Stored data
►

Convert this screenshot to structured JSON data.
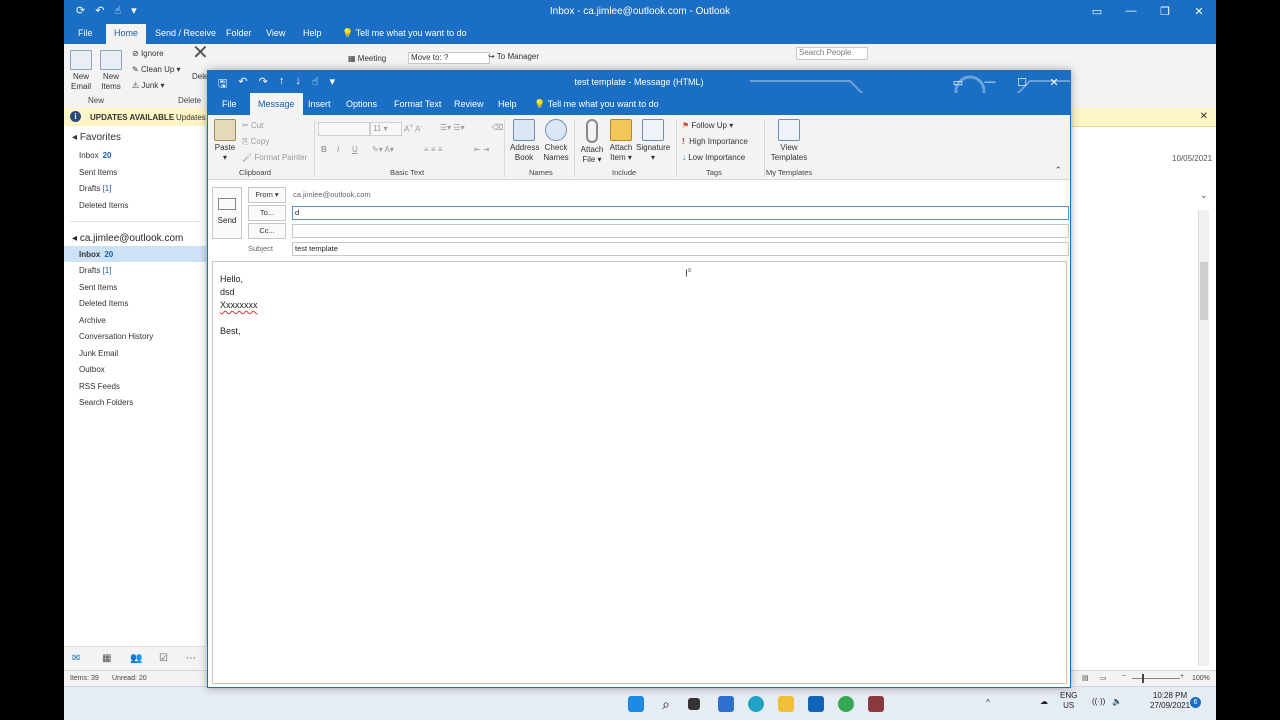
{
  "main": {
    "title": "Inbox - ca.jimlee@outlook.com - Outlook",
    "tabs": [
      "File",
      "Home",
      "Send / Receive",
      "Folder",
      "View",
      "Help"
    ],
    "active_tab": "Home",
    "tell_me": "Tell me what you want to do",
    "ribbon": {
      "new_email": "New Email",
      "new_items": "New Items",
      "group_new": "New",
      "ignore": "Ignore",
      "clean_up": "Clean Up",
      "junk": "Junk",
      "group_delete": "Delete",
      "delete_short": "Dele",
      "meeting": "Meeting",
      "move_to": "Move to: ?",
      "to_manager": "To Manager",
      "search_people": "Search People"
    },
    "updates": {
      "bold": "UPDATES AVAILABLE",
      "text": "Updates"
    },
    "folders": {
      "favorites_title": "Favorites",
      "favorites": [
        {
          "name": "Inbox",
          "count": "20"
        },
        {
          "name": "Sent Items",
          "count": ""
        },
        {
          "name": "Drafts",
          "count": "[1]"
        },
        {
          "name": "Deleted Items",
          "count": ""
        }
      ],
      "account": "ca.jimlee@outlook.com",
      "items": [
        {
          "name": "Inbox",
          "count": "20"
        },
        {
          "name": "Drafts",
          "count": "[1]"
        },
        {
          "name": "Sent Items",
          "count": ""
        },
        {
          "name": "Deleted Items",
          "count": ""
        },
        {
          "name": "Archive",
          "count": ""
        },
        {
          "name": "Conversation History",
          "count": ""
        },
        {
          "name": "Junk Email",
          "count": ""
        },
        {
          "name": "Outbox",
          "count": ""
        },
        {
          "name": "RSS Feeds",
          "count": ""
        },
        {
          "name": "Search Folders",
          "count": ""
        }
      ]
    },
    "date": "10/05/2021",
    "status": {
      "items": "Items: 39",
      "unread": "Unread: 20",
      "zoom": "100%"
    }
  },
  "compose": {
    "title": "test template  -  Message (HTML)",
    "tabs": [
      "File",
      "Message",
      "Insert",
      "Options",
      "Format Text",
      "Review",
      "Help"
    ],
    "active_tab": "Message",
    "tell_me": "Tell me what you want to do",
    "clipboard": {
      "paste": "Paste",
      "cut": "Cut",
      "copy": "Copy",
      "format_painter": "Format Painter",
      "label": "Clipboard"
    },
    "basic_text": {
      "font_size": "11",
      "label": "Basic Text"
    },
    "names": {
      "address_book_1": "Address",
      "address_book_2": "Book",
      "check_names_1": "Check",
      "check_names_2": "Names",
      "label": "Names"
    },
    "include": {
      "attach_file_1": "Attach",
      "attach_file_2": "File",
      "attach_item_1": "Attach",
      "attach_item_2": "Item",
      "signature": "Signature",
      "label": "Include"
    },
    "tags": {
      "follow_up": "Follow Up",
      "high": "High Importance",
      "low": "Low Importance",
      "label": "Tags"
    },
    "templates": {
      "view_1": "View",
      "view_2": "Templates",
      "label": "My Templates"
    },
    "send": "Send",
    "from_btn": "From",
    "from_value": "ca.jimlee@outlook.com",
    "to_btn": "To...",
    "to_value": "d",
    "cc_btn": "Cc...",
    "cc_value": "",
    "subject_label": "Subject",
    "subject_value": "test template",
    "body": {
      "l1": "Hello,",
      "l2": "dsd",
      "l3": "Xxxxxxxx",
      "l4": "Best,"
    }
  },
  "taskbar": {
    "lang1": "ENG",
    "lang2": "US",
    "time": "10:28 PM",
    "date": "27/09/2021",
    "badge": "6"
  },
  "colors": {
    "accent": "#1a6fc4",
    "selected": "#cde2f7",
    "updates_bg": "#fdf5c8"
  }
}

◄

▸ What is required:
Write out the records above exactly as they appear, leaving out any pictures.

▸ Solution for this problem:
Convert this screenshot to structured JSON data.
{
  "main": {
    "title": "Inbox - ca.jimlee@outlook.com - Outlook",
    "tabs": [
      "File",
      "Home",
      "Send / Receive",
      "Folder",
      "View",
      "Help"
    ],
    "active_tab": "Home",
    "tell_me": "Tell me what you want to do",
    "ribbon": {
      "new_email": "New Email",
      "new_items": "New Items",
      "group_new": "New",
      "ignore": "Ignore",
      "clean_up": "Clean Up",
      "junk": "Junk",
      "group_delete": "Delete",
      "delete_short": "Dele",
      "meeting": "Meeting",
      "move_to": "Move to: ?",
      "to_manager": "To Manager",
      "search_people": "Search People"
    },
    "updates": {
      "bold": "UPDATES AVAILABLE",
      "text": "Updates"
    },
    "folders": {
      "favorites_title": "Favorites",
      "favorites": [
        {
          "name": "Inbox",
          "count": "20"
        },
        {
          "name": "Sent Items",
          "count": ""
        },
        {
          "name": "Drafts",
          "count": "[1]"
        },
        {
          "name": "Deleted Items",
          "count": ""
        }
      ],
      "account": "ca.jimlee@outlook.com",
      "items": [
        {
          "name": "Inbox",
          "count": "20"
        },
        {
          "name": "Drafts",
          "count": "[1]"
        },
        {
          "name": "Sent Items",
          "count": ""
        },
        {
          "name": "Deleted Items",
          "count": ""
        },
        {
          "name": "Archive",
          "count": ""
        },
        {
          "name": "Conversation History",
          "count": ""
        },
        {
          "name": "Junk Email",
          "count": ""
        },
        {
          "name": "Outbox",
          "count": ""
        },
        {
          "name": "RSS Feeds",
          "count": ""
        },
        {
          "name": "Search Folders",
          "count": ""
        }
      ]
    },
    "date": "10/05/2021",
    "status": {
      "items": "Items: 39",
      "unread": "Unread: 20",
      "zoom": "100%"
    }
  },
  "compose": {
    "title": "test template  -  Message (HTML)",
    "tabs": [
      "File",
      "Message",
      "Insert",
      "Options",
      "Format Text",
      "Review",
      "Help"
    ],
    "active_tab": "Message",
    "tell_me": "Tell me what you want to do",
    "clipboard": {
      "paste": "Paste",
      "cut": "Cut",
      "copy": "Copy",
      "format_painter": "Format Painter",
      "label": "Clipboard"
    },
    "basic_text": {
      "font_size": "11",
      "label": "Basic Text"
    },
    "names": {
      "address_book_1": "Address",
      "address_book_2": "Book",
      "check_names_1": "Check",
      "check_names_2": "Names",
      "label": "Names"
    },
    "include": {
      "attach_file_1": "Attach",
      "attach_file_2": "File",
      "attach_item_1": "Attach",
      "attach_item_2": "Item",
      "signature": "Signature",
      "label": "Include"
    },
    "tags": {
      "follow_up": "Follow Up",
      "high": "High Importance",
      "low": "Low Importance",
      "label": "Tags"
    },
    "templates": {
      "view_1": "View",
      "view_2": "Templates",
      "label": "My Templates"
    },
    "send": "Send",
    "from_btn": "From",
    "from_value": "ca.jimlee@outlook.com",
    "to_btn": "To...",
    "to_value": "d",
    "cc_btn": "Cc...",
    "cc_value": "",
    "subject_label": "Subject",
    "subject_value": "test template",
    "body": {
      "l1": "Hello,",
      "l2": "dsd",
      "l3": "Xxxxxxxx",
      "l4": "Best,"
    }
  },
  "taskbar": {
    "lang1": "ENG",
    "lang2": "US",
    "time": "10:28 PM",
    "date": "27/09/2021",
    "badge": "6"
  },
  "colors": {
    "accent": "#1a6fc4",
    "selected": "#cde2f7",
    "updates_bg": "#fdf5c8"
  }
}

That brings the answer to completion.